▶ DIRECTION A: Rewrite the records from the start up to and including the line containing "previous-month-button[interactable] xyxy=(963,133,1010,180)", replacing "calendar-day-unavailable" with "calendar-day-disabled" and leaving everything else unchanged.

▶ SELECTED TEXT:
Grateful Enough!

Hello~
Well, lemme say something good (for me)
this time i'm free or you can say that i'm trying to spend this holiday with laying on the bed hhhhhh (but it isn't true-_-). during this holiday, i wanna type something which is really become a relieve for me.
you know what?
this semester, i got a really high scores woohooooo!! (giving a clapping hands)
seriously, this time i really in a high peak of scores, which is i couldn't say anything in faces this semester. when i compared it with the second semester, it's really has above those scores. whoaa....
i'm very grateful and thanks to God i can going through all of those barriers which is i think it's difficult (or maybe i have a negative thoughts before-_-)
but really, i think my efforts before had paid off with a really good results. for people out there, don't worry with your scores or anything else. keep become a struggler, just like me. don't make the difficult become your enemies. come closer to it, paying attention to it. just learn and learn and someday you can control that difficulties. keep going up fellas!
oh i forgot, now i'm looking for some part-time job. you know, i can't sitting right here and not doing anything. i think it's good for me to know how it feels when you are trying to earn money and i realized something: this era it's a little bit...oh no, it's difficult to search a proper job which was qualified with it. silly me, how could i say a thing just right now? really..looking for a job is not as easy as buying a candy. and i realized something too. people who has a high intelligence will lose with people who has a good luck. i wanna highlight this words. luck. really, i need luck in my life. how i find it? with closer yourself to God and keep pray of course. so....wish we luck!
bye~

Welcome,2018!

Hahahaha i'm sorry i forgot to say this but it is okay, isn't it?
Welcome 2018! hope all of my targets in this life can be achieve and have a better life for now on.
burn it up!!!! (keep become a struggler!)
Selamat tinggal 2017, selamat datang 2018.
Selamat tinggal kenangan, selamat datang harapan:)

Goodbye, Semester 5!

Well, good evening everyone!
ah....i really sorry because i never type something on this blog for a long time. and now i think i want to use indonesian language or mix with english for this time, i guess.

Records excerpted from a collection
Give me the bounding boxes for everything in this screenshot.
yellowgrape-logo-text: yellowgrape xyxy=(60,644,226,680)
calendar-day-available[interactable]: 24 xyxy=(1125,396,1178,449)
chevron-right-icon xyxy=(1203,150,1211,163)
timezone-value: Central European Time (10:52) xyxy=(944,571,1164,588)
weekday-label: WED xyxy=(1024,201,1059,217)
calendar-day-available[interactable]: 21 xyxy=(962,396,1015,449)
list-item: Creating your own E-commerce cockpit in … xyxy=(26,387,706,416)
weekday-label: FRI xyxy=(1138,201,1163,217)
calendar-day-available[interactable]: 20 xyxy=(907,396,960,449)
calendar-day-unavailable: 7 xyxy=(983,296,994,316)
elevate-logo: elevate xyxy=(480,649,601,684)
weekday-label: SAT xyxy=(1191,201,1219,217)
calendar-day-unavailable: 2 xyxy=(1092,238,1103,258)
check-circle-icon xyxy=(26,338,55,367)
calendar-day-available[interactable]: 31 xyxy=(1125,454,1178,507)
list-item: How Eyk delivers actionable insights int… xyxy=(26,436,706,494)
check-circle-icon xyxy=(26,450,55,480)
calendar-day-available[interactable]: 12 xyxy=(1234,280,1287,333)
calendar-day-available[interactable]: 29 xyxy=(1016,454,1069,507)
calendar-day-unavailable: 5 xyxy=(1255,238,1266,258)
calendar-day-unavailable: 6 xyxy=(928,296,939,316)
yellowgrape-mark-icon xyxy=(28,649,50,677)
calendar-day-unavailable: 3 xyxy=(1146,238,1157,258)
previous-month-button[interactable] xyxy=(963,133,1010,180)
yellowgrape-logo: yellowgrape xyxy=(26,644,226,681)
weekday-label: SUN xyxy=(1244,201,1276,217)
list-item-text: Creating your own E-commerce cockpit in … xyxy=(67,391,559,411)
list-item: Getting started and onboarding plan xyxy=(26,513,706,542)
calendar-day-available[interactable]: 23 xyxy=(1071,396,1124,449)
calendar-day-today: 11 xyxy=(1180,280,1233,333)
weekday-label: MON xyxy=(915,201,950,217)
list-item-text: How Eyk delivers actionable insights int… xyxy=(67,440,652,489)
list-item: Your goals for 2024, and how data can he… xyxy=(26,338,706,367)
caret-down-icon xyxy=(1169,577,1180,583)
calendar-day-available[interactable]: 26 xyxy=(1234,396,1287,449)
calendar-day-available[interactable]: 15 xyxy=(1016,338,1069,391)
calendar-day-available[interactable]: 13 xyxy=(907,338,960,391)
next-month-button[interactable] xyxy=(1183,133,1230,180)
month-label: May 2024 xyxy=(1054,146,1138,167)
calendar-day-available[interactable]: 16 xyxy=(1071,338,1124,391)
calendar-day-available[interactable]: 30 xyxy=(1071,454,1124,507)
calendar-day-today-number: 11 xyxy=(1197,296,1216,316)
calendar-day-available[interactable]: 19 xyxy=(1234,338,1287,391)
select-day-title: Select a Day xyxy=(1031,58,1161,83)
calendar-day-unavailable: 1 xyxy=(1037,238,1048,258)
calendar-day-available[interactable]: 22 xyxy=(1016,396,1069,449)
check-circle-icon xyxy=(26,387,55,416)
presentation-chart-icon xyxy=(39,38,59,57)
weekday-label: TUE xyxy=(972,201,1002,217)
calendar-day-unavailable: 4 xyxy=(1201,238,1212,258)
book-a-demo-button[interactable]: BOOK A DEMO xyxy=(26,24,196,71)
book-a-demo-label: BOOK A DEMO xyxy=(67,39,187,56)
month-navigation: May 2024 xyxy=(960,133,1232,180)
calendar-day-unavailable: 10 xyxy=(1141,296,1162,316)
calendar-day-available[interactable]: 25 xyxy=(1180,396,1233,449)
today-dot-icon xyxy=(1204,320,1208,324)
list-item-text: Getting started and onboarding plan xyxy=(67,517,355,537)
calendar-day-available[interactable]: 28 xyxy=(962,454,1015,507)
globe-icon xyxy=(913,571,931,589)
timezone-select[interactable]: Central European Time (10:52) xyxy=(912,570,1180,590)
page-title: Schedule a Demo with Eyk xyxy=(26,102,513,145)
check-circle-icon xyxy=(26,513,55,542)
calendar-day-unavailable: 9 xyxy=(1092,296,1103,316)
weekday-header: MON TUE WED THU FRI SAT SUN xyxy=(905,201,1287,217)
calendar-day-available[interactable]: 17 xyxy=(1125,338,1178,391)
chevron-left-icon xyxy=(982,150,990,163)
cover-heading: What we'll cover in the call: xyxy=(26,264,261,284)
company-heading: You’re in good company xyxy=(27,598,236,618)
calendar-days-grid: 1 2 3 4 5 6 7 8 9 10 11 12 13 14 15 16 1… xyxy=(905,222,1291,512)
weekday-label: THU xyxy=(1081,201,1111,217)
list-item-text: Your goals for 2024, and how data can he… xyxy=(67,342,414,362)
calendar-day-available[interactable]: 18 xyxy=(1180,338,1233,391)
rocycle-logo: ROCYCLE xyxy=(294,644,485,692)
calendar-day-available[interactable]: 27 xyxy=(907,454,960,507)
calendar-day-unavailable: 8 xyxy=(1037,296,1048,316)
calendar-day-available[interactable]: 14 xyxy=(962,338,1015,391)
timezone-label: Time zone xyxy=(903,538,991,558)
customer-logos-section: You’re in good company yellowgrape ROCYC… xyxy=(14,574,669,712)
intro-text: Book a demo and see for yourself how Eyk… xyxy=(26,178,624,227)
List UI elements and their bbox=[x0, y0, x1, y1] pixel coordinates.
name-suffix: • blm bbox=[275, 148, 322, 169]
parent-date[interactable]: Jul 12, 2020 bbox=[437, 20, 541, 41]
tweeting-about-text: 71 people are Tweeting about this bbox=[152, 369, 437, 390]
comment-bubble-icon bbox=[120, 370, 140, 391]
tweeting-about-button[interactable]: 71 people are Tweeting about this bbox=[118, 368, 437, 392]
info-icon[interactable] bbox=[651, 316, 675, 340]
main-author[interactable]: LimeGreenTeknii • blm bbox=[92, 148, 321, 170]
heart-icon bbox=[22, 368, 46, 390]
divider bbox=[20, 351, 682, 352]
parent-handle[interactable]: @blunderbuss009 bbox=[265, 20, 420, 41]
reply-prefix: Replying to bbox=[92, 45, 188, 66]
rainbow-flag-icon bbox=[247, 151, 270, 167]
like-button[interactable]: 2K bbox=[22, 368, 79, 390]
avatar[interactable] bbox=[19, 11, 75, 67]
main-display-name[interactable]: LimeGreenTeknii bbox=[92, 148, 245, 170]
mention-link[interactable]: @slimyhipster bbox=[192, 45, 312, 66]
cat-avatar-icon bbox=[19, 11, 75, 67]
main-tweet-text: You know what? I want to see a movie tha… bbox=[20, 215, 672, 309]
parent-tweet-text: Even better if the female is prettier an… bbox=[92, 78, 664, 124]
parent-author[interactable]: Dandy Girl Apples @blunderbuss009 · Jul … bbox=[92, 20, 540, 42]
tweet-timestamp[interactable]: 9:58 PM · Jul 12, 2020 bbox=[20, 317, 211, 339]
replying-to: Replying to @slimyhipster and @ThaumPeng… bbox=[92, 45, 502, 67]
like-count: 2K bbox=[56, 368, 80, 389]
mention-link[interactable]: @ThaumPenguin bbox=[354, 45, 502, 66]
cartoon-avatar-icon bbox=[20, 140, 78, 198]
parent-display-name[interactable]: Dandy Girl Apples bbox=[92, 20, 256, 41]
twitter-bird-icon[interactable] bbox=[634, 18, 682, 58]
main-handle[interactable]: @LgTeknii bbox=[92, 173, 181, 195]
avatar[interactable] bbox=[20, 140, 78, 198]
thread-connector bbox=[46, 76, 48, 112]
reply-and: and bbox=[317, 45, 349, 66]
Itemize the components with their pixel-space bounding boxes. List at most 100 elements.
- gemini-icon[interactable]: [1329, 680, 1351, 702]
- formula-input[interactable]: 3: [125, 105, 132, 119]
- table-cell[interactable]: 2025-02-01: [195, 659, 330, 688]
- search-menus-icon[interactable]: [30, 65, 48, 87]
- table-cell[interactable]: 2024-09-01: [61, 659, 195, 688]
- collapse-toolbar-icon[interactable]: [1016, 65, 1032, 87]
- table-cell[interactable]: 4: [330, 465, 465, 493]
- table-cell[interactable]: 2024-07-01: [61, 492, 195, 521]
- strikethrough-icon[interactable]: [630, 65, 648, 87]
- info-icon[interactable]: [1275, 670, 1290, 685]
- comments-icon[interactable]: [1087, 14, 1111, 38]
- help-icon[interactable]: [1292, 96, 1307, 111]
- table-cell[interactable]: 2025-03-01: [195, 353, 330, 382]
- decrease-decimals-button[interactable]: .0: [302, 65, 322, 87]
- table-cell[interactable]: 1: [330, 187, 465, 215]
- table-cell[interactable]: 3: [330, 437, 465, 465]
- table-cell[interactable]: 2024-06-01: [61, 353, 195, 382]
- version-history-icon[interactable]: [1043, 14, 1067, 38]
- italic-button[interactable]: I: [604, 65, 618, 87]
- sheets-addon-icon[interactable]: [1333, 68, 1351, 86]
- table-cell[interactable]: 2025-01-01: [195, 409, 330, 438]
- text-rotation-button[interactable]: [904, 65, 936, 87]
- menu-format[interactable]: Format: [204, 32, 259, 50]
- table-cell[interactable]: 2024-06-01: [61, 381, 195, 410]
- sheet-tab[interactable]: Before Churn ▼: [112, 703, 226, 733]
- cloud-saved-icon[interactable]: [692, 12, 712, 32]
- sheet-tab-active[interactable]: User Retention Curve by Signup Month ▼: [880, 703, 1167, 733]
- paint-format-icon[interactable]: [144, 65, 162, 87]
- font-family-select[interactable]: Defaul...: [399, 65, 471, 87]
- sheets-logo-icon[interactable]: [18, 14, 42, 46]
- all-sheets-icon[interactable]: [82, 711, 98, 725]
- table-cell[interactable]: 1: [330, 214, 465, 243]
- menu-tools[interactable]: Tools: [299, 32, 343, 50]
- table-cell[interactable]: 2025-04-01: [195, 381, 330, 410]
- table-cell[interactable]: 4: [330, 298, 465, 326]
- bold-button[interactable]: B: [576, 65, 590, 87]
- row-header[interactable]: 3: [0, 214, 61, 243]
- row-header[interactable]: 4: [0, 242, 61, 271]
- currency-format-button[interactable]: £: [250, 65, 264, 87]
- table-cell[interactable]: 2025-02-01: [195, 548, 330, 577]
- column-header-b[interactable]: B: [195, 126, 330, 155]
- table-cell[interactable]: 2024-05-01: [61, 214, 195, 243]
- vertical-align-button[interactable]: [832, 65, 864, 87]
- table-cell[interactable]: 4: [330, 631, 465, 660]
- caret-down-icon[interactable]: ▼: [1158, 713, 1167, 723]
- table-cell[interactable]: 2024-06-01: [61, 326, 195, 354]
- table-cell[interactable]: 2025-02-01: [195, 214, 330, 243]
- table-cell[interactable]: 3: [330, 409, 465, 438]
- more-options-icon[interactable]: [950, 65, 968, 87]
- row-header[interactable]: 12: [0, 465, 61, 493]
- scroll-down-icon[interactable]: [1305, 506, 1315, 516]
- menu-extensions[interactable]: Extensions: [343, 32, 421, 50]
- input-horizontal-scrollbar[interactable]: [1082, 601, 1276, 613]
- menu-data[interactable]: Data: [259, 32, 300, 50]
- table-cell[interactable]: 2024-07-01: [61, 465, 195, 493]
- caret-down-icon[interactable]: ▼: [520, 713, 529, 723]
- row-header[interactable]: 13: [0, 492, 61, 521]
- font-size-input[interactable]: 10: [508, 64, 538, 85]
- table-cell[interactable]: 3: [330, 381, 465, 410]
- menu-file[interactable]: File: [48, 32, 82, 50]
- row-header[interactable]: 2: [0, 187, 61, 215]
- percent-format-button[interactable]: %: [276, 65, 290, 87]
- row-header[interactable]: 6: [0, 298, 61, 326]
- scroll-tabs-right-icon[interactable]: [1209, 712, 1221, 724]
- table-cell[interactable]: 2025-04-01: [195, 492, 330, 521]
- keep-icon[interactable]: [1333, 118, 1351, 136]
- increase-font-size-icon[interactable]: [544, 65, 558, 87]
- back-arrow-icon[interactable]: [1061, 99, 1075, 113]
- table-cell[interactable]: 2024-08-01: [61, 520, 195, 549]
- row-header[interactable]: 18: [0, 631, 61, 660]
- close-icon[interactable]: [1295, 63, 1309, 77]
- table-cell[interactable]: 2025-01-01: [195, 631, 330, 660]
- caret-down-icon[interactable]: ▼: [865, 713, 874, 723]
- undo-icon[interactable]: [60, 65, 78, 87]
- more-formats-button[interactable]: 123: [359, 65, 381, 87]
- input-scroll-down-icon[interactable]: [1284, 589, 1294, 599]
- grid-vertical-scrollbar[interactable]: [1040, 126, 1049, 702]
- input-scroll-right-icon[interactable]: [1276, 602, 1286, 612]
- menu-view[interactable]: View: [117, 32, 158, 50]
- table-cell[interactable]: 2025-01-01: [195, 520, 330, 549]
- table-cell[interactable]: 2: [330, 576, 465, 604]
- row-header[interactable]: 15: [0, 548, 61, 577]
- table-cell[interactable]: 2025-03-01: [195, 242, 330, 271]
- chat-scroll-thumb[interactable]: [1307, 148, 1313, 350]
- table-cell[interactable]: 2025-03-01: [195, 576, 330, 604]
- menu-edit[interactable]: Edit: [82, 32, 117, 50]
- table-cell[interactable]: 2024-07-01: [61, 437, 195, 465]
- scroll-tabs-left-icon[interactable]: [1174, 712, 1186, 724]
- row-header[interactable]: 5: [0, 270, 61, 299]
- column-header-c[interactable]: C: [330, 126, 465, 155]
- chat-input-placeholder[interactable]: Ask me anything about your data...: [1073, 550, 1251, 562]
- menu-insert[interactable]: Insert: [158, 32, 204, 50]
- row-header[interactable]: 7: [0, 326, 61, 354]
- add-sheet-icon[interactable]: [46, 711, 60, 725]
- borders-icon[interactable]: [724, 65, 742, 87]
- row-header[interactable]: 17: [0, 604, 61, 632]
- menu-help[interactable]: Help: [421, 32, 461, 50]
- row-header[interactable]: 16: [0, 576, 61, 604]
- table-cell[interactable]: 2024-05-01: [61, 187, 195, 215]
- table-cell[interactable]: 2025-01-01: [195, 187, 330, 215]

▶ DIRECTION B: Duplicate the blog text from "oh i forgot, now" up to and including "so....wish we luck!".

▶ EXERCISE RESULT A:
Give me the bounding boxes for everything in this screenshot.
yellowgrape-logo-text: yellowgrape xyxy=(60,644,226,680)
calendar-day-available[interactable]: 24 xyxy=(1125,396,1178,449)
chevron-right-icon xyxy=(1203,150,1211,163)
timezone-value: Central European Time (10:52) xyxy=(944,571,1164,588)
weekday-label: WED xyxy=(1024,201,1059,217)
calendar-day-available[interactable]: 21 xyxy=(962,396,1015,449)
list-item: Creating your own E-commerce cockpit in … xyxy=(26,387,706,416)
weekday-label: FRI xyxy=(1138,201,1163,217)
calendar-day-available[interactable]: 20 xyxy=(907,396,960,449)
calendar-day-disabled: 7 xyxy=(983,296,994,316)
elevate-logo: elevate xyxy=(480,649,601,684)
weekday-label: SAT xyxy=(1191,201,1219,217)
calendar-day-disabled: 2 xyxy=(1092,238,1103,258)
check-circle-icon xyxy=(26,338,55,367)
calendar-day-available[interactable]: 31 xyxy=(1125,454,1178,507)
list-item: How Eyk delivers actionable insights int… xyxy=(26,436,706,494)
check-circle-icon xyxy=(26,450,55,480)
calendar-day-available[interactable]: 12 xyxy=(1234,280,1287,333)
calendar-day-available[interactable]: 29 xyxy=(1016,454,1069,507)
calendar-day-disabled: 5 xyxy=(1255,238,1266,258)
calendar-day-disabled: 6 xyxy=(928,296,939,316)
yellowgrape-mark-icon xyxy=(28,649,50,677)
calendar-day-disabled: 3 xyxy=(1146,238,1157,258)
previous-month-button[interactable] xyxy=(963,133,1010,180)

▶ EXERCISE RESULT B:
oh i forgot, now i'm looking for some part-time job. you know, i can't sitting right here and not doing anything. i think it's good for me to know how it feels when you are trying to earn money and i realized something: this era it's a little bit...oh no, it's difficult to search a proper job which was qualified with it. silly me, how could i say a thing just right now? really..looking for a job is not as easy as buying a candy. and i realized something too. people who has a high intelligence will lose with people who has a good luck. i wanna highlight this words. luck. really, i need luck in my life. how i find it? with closer yourself to God and keep pray of course. so....wish we luck!